## START DATA TO USE
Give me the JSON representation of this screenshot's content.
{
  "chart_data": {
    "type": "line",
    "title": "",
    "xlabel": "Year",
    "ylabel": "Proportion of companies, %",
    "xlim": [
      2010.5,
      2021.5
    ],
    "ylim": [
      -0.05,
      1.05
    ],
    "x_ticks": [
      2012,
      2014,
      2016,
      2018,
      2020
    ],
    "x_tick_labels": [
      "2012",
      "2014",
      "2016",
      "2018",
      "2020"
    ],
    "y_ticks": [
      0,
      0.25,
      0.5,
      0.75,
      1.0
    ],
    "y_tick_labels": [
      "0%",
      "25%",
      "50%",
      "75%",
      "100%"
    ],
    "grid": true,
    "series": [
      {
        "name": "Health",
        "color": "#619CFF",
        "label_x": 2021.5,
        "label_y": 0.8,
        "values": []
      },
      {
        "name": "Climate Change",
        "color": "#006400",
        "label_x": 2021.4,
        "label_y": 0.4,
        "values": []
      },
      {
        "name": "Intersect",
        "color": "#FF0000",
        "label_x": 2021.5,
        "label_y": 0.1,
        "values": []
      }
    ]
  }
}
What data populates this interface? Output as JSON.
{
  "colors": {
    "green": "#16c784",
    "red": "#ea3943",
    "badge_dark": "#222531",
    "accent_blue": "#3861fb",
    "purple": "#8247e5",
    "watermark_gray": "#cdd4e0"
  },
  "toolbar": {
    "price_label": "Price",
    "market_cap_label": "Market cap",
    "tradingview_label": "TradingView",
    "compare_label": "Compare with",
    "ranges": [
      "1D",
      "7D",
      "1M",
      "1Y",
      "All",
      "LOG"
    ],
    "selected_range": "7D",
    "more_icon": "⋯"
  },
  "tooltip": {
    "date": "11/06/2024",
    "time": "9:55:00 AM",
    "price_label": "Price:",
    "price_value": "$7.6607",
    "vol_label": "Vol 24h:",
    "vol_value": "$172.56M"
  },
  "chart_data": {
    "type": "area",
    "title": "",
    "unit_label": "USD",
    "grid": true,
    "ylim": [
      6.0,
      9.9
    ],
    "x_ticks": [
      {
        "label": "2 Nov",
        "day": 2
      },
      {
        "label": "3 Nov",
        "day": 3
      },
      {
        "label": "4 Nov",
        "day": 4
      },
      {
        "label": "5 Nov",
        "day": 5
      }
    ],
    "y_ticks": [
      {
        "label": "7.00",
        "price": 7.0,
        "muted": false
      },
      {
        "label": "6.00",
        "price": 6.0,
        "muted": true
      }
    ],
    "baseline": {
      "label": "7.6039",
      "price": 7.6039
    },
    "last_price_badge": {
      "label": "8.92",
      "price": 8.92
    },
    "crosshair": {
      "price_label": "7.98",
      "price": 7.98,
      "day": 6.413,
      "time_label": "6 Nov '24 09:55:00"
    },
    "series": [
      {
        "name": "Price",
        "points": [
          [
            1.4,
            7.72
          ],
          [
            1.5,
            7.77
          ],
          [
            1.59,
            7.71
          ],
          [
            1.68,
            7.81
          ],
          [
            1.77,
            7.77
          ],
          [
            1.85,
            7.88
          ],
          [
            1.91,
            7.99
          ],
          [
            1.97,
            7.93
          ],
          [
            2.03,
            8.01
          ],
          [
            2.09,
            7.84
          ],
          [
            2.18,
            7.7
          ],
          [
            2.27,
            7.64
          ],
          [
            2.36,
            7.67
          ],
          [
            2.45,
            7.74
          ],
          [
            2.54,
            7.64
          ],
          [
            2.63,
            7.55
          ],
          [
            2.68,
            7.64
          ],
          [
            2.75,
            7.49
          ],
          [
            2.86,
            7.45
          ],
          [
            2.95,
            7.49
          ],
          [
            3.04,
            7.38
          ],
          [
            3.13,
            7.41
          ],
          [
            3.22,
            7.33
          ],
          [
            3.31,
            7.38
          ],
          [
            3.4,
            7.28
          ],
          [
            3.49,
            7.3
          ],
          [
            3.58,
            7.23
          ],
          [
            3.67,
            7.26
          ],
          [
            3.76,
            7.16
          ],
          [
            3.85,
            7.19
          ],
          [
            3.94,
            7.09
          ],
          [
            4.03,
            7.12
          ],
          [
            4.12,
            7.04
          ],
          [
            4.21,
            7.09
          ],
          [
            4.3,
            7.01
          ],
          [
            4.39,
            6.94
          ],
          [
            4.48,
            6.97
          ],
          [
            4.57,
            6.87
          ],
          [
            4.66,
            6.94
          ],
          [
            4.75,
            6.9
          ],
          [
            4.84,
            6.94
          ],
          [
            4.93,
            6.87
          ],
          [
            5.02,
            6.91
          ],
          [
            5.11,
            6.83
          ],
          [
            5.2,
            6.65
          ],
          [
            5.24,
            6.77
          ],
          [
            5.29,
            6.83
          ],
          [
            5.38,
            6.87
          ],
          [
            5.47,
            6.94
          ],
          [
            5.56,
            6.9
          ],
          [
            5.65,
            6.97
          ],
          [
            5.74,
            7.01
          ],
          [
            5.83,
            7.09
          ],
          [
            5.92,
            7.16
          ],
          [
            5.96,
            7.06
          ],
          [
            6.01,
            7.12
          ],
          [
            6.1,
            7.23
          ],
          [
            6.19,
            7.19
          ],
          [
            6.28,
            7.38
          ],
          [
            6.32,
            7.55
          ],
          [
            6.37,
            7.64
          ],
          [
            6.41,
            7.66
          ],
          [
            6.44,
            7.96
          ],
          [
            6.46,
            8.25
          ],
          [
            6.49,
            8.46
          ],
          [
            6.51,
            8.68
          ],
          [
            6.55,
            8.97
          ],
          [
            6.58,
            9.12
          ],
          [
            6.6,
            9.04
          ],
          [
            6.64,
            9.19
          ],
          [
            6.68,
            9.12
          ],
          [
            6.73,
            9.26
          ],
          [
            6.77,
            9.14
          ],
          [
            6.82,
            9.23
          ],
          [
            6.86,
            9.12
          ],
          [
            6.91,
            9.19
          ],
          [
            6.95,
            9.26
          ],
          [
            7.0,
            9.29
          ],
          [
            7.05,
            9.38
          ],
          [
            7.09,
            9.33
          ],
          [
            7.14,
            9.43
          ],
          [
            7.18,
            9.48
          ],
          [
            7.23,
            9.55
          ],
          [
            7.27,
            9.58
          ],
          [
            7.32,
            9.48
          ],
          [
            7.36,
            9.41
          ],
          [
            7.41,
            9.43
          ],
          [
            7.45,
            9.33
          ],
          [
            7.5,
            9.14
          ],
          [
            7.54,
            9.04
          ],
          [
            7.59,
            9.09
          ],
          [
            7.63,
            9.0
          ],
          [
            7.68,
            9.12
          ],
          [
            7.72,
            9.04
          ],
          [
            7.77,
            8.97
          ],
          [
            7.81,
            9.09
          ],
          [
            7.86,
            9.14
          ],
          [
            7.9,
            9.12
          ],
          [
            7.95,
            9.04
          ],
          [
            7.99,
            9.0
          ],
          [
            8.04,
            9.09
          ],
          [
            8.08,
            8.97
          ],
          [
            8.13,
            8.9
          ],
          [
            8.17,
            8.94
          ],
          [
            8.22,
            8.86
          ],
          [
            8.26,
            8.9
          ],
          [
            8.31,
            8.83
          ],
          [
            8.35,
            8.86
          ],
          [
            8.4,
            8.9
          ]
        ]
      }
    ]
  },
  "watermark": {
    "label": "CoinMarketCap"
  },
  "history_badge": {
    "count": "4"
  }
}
## END DATA TO USE
■ TASK ■
Isolate each line of the listing above that includes "this". Copy it.

■ RESULT OF THE EXERCISE ■
Give me the JSON representation of this screenshot's content.
What data populates this interface? Output as JSON.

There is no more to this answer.